[Collected data]
--- begin ---

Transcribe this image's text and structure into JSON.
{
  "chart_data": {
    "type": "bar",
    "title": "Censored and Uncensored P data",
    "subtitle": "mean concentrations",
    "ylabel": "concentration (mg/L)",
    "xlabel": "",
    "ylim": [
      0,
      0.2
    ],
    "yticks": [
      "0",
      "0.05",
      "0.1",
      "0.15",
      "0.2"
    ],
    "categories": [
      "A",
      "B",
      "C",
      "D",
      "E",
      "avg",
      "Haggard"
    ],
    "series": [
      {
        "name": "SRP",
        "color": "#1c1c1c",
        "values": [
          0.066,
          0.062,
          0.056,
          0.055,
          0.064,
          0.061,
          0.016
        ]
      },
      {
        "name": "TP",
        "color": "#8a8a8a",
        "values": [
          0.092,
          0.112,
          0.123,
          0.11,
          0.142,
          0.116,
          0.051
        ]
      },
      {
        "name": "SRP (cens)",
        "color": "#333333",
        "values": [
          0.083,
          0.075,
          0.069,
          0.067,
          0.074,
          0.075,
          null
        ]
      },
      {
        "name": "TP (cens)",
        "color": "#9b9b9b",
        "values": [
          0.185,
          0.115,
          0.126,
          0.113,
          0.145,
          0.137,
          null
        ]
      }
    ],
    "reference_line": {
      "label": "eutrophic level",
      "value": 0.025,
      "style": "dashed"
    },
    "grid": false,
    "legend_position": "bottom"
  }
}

--- end ---
--- begin ---

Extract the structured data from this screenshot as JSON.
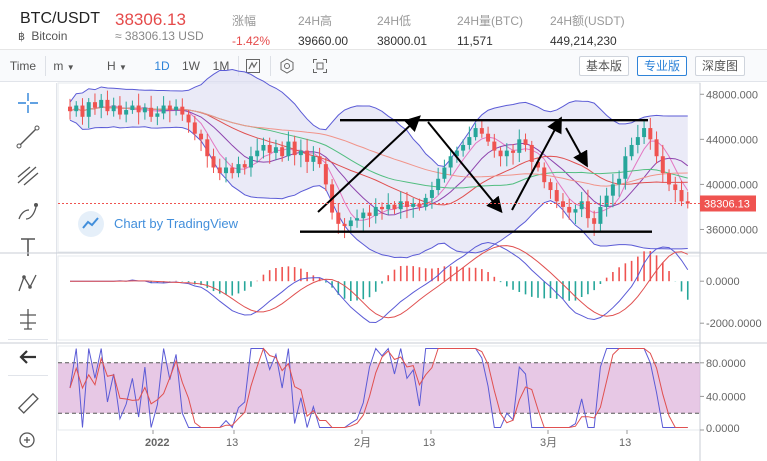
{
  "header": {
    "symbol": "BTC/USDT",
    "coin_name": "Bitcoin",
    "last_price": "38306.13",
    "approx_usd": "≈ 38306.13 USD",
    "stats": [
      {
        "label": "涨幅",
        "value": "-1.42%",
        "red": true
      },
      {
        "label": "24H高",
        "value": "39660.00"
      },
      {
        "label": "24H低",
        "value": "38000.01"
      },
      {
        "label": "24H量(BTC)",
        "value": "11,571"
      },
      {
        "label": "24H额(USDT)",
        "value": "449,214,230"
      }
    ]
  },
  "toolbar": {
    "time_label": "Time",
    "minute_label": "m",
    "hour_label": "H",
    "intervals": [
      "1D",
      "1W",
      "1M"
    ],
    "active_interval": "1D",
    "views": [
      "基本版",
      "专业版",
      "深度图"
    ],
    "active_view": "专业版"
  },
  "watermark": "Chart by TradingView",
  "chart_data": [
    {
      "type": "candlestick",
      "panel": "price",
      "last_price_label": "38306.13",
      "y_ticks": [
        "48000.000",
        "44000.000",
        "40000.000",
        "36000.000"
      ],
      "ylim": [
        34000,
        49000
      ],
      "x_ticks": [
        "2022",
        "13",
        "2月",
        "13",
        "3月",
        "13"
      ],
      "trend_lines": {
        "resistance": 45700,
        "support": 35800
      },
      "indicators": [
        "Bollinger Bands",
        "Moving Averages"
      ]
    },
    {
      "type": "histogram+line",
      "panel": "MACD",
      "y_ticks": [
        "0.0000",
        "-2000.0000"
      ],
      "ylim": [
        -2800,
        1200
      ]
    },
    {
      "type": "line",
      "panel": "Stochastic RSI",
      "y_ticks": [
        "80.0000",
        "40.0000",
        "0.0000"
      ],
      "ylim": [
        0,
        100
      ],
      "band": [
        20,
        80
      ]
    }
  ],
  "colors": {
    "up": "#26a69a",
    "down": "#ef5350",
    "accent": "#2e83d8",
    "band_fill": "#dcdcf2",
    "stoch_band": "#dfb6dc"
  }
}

--- end ---
--- begin ---

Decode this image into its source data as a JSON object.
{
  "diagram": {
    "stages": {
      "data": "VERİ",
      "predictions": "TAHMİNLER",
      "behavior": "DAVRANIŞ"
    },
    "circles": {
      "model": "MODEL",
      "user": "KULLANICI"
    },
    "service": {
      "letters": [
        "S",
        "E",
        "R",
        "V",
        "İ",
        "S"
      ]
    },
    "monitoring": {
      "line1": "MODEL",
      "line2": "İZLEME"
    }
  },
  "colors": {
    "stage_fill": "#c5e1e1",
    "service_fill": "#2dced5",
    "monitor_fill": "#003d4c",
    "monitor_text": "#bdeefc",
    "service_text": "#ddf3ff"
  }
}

--- end ---

Write only the number of lines in the records that include the word "image".

2